> [WHAT TO PRODUCE] Find each line with the word "JSON" and copy it.

> [RECORDS]
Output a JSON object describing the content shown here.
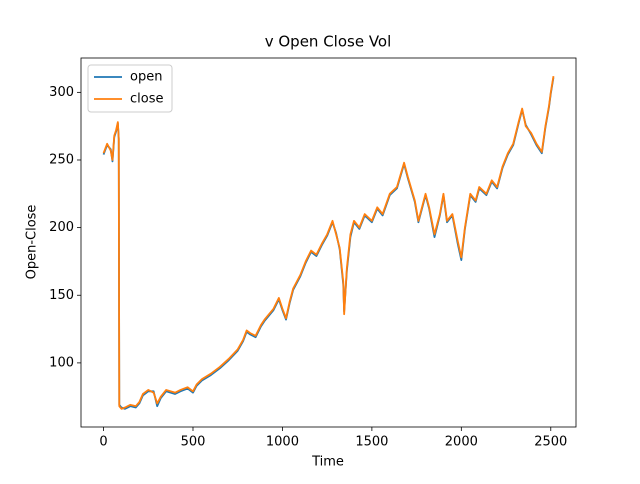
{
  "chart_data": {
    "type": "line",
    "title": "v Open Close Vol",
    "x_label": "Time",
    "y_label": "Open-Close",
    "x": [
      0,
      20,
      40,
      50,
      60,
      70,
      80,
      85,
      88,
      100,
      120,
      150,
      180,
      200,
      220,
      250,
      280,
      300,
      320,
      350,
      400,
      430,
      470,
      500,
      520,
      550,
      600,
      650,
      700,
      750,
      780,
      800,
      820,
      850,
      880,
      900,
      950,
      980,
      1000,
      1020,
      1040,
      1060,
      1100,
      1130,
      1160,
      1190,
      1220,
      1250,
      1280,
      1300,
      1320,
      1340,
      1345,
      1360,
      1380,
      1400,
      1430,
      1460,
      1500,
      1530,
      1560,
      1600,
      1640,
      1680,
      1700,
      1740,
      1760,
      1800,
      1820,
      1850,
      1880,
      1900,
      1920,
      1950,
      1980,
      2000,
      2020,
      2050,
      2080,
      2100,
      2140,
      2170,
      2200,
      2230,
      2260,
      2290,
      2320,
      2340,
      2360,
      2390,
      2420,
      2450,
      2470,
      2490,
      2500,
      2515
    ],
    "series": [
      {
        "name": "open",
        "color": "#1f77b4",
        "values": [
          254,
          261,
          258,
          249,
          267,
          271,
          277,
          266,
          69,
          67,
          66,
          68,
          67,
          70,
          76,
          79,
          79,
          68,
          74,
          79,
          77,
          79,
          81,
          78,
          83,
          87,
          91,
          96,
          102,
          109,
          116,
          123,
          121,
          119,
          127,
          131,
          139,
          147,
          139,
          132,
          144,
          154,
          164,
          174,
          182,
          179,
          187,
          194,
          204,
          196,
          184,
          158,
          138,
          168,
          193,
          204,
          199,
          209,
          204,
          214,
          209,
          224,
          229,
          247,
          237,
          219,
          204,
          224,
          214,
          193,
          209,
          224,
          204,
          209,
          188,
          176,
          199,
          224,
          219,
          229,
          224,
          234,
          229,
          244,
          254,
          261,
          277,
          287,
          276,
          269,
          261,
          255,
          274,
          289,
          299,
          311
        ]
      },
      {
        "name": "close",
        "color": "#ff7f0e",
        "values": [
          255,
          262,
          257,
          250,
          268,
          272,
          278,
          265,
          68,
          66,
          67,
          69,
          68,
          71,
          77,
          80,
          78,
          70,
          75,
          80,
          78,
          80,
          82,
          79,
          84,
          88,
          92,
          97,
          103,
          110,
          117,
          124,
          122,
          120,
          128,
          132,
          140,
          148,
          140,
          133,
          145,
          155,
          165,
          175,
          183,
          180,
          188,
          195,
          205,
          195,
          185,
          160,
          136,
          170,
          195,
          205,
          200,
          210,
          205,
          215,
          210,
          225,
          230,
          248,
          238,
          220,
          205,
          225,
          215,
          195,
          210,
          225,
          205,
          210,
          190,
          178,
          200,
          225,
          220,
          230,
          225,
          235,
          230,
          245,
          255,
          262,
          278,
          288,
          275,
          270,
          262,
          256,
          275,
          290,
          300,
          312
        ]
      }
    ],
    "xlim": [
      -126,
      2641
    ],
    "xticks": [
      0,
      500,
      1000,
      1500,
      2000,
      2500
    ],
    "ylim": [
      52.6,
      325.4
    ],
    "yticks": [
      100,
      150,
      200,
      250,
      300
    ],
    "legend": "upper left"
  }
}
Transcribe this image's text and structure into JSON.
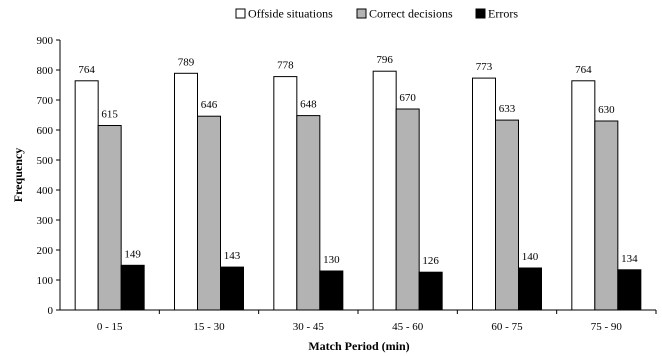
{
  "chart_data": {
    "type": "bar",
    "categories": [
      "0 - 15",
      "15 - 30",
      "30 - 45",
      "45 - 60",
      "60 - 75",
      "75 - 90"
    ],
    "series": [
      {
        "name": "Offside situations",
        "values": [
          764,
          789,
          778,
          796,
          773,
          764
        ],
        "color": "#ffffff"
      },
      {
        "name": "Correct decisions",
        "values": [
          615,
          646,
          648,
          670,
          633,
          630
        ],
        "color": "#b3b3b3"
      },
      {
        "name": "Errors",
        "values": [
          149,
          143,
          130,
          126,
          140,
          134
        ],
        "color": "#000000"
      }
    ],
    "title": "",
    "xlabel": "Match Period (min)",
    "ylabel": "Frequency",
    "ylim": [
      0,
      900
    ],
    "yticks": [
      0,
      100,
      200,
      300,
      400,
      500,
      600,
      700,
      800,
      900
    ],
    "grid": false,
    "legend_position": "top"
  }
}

> [CORRECT OUTPUT]
Output a JSON object describing the content shown here.
Transcribe this image's text and structure into JSON.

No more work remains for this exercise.